## PROBLEM TO WORK ON
Show all lines below holding the string "falls".

(Excerpts from a dataset)
########################################
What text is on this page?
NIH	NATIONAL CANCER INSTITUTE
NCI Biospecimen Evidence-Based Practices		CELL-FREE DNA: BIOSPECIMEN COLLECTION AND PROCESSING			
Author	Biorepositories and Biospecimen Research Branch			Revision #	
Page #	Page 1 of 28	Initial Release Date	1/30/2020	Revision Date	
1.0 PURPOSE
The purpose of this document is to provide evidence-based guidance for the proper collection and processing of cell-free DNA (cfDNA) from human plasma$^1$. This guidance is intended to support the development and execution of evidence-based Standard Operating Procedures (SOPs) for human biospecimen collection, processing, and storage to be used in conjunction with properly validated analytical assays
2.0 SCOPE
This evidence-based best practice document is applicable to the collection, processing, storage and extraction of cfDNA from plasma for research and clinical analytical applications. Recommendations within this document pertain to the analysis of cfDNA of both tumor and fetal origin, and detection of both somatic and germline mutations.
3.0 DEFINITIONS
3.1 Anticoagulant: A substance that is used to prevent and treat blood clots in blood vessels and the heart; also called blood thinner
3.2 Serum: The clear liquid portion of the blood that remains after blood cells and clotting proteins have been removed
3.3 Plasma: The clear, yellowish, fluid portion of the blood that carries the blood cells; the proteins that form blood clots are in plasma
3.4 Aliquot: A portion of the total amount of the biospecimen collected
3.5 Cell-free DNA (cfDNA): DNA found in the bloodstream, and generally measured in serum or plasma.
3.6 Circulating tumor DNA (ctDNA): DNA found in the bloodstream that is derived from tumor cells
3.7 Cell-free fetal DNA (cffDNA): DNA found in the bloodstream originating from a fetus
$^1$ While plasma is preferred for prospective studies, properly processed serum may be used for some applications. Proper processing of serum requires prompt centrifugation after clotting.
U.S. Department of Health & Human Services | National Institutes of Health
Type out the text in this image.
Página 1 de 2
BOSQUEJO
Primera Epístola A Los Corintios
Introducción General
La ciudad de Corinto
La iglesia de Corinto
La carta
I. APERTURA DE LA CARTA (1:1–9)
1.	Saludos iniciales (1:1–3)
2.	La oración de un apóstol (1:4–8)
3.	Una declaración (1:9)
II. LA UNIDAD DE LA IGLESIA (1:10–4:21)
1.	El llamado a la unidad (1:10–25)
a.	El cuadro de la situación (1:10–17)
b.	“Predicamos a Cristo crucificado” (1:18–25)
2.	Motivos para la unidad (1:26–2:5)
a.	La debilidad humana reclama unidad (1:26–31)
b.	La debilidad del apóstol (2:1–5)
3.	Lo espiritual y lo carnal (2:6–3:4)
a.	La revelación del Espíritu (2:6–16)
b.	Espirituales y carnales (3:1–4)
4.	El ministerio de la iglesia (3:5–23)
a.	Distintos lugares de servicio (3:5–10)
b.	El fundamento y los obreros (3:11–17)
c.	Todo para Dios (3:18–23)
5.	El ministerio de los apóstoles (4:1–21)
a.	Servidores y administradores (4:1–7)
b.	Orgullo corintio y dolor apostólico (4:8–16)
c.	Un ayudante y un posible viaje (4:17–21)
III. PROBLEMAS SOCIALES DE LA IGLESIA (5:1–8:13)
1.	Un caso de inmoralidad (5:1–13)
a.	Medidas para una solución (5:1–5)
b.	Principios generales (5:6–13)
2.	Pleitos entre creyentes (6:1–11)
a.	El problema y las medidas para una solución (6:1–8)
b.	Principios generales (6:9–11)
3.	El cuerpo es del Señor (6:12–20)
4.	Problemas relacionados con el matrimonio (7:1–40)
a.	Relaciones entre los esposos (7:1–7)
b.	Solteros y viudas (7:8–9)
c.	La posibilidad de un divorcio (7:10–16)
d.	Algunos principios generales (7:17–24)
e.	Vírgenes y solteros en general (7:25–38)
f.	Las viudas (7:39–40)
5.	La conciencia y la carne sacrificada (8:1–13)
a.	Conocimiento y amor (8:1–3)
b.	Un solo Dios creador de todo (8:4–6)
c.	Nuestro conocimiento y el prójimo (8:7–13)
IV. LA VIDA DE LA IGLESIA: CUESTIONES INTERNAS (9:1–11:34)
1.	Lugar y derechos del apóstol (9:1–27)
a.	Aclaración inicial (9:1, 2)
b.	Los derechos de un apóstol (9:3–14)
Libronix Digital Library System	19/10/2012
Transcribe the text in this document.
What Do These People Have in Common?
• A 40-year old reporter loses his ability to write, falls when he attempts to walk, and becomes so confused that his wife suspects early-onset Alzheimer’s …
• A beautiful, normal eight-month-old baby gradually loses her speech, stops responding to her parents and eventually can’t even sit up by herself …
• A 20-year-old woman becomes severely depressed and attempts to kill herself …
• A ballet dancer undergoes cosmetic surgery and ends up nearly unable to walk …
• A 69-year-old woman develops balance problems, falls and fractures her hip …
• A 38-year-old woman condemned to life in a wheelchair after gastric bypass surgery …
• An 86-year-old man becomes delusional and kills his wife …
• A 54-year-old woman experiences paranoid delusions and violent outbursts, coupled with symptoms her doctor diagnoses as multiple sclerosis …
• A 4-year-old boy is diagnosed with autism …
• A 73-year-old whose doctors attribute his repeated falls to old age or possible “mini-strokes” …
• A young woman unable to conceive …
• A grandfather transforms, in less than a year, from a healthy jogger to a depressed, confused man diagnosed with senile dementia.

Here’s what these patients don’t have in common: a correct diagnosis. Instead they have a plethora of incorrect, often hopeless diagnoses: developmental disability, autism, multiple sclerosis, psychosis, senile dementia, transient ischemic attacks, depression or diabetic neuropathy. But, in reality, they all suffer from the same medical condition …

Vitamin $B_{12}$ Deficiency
########################################
## FINISHED EXERCISE
• A 40-year old reporter loses his ability to write, falls when he attempts to walk, and becomes so confused that his wife suspects early-onset Alzheimer’s …
• A 69-year-old woman develops balance problems, falls and fractures her hip …
• A 73-year-old whose doctors attribute his repeated falls to old age or possible “mini-strokes” …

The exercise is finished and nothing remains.